What you should do: Which lines in the material below contain the word "avatar"? Copy each of them.

Extracted entries:
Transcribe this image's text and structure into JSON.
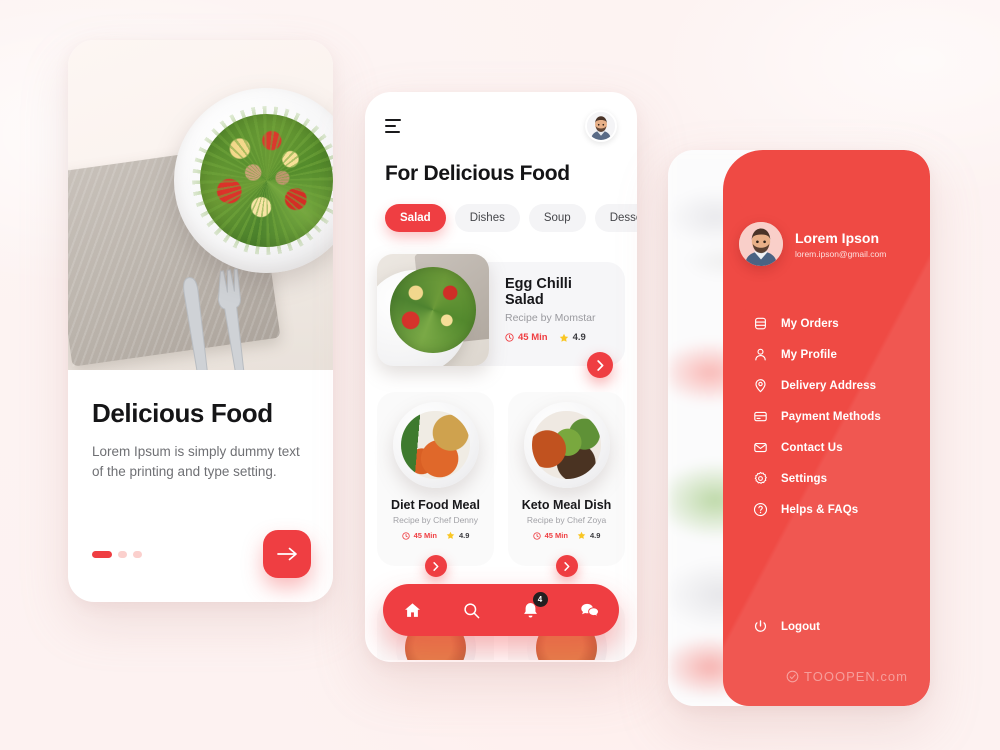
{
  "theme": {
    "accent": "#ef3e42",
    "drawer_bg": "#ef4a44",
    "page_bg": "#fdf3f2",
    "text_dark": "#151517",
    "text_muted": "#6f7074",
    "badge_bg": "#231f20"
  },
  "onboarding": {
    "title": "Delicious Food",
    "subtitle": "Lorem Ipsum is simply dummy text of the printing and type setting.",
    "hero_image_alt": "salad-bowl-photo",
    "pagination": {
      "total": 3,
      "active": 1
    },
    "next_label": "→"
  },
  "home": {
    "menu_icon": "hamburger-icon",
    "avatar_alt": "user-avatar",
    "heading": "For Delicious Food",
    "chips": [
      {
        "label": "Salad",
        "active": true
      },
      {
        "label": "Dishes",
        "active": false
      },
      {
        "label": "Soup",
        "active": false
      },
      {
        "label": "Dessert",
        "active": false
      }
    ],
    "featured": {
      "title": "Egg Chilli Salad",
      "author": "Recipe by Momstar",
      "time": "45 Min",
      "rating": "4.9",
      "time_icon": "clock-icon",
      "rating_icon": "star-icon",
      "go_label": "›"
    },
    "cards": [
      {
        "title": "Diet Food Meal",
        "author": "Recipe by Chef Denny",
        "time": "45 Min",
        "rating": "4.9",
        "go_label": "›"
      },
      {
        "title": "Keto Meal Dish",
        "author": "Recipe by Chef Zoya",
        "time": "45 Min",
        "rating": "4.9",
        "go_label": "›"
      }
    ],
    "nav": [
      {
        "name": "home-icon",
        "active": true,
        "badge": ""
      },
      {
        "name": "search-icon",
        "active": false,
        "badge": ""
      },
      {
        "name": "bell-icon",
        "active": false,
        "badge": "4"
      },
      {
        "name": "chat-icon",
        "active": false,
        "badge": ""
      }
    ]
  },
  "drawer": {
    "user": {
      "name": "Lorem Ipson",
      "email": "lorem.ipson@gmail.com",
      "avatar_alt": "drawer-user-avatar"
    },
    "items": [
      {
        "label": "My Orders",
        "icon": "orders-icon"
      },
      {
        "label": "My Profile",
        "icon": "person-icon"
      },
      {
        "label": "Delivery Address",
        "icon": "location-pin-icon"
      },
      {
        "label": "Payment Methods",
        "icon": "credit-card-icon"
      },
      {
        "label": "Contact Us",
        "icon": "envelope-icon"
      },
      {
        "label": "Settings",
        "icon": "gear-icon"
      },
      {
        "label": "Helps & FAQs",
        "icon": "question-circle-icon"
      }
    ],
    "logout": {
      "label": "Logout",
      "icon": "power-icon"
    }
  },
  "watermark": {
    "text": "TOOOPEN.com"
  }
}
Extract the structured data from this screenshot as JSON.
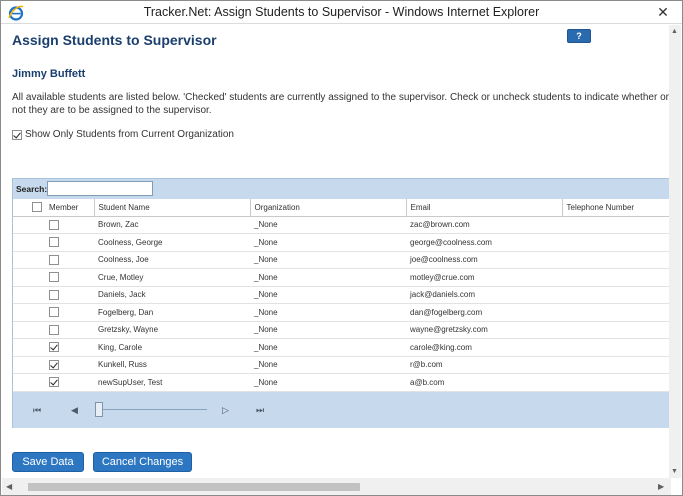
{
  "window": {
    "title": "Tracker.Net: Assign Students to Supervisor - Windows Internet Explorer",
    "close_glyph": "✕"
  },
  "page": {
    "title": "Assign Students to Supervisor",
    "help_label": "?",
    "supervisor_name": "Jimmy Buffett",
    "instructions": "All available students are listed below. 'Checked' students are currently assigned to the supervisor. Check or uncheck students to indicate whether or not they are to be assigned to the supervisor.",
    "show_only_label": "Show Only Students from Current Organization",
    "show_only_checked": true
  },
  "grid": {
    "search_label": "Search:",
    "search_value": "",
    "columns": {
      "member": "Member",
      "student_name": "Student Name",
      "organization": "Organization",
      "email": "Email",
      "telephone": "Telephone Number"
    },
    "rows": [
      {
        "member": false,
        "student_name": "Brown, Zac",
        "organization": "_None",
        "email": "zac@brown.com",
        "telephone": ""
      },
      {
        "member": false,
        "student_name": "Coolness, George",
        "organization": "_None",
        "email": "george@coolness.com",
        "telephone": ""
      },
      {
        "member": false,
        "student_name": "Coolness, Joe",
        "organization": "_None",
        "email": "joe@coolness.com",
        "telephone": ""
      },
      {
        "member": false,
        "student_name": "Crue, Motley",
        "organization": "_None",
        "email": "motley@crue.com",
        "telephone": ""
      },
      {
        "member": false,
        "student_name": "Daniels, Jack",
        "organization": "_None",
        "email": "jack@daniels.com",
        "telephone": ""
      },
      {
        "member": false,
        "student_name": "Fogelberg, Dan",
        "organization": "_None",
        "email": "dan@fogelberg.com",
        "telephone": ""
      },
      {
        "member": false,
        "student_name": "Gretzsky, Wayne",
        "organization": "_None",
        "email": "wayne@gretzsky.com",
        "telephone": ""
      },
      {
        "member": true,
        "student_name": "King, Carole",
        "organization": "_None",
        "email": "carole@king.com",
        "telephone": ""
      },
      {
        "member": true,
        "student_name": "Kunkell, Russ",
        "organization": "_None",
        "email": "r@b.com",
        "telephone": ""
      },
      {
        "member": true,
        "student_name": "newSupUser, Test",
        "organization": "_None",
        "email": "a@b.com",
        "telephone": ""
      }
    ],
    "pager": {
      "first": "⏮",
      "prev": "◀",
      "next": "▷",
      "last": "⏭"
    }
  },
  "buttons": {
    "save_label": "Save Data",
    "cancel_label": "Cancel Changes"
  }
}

Exercise result:
    "avatar_alt": "user-avatar",
      "avatar_alt": "drawer-user-avatar"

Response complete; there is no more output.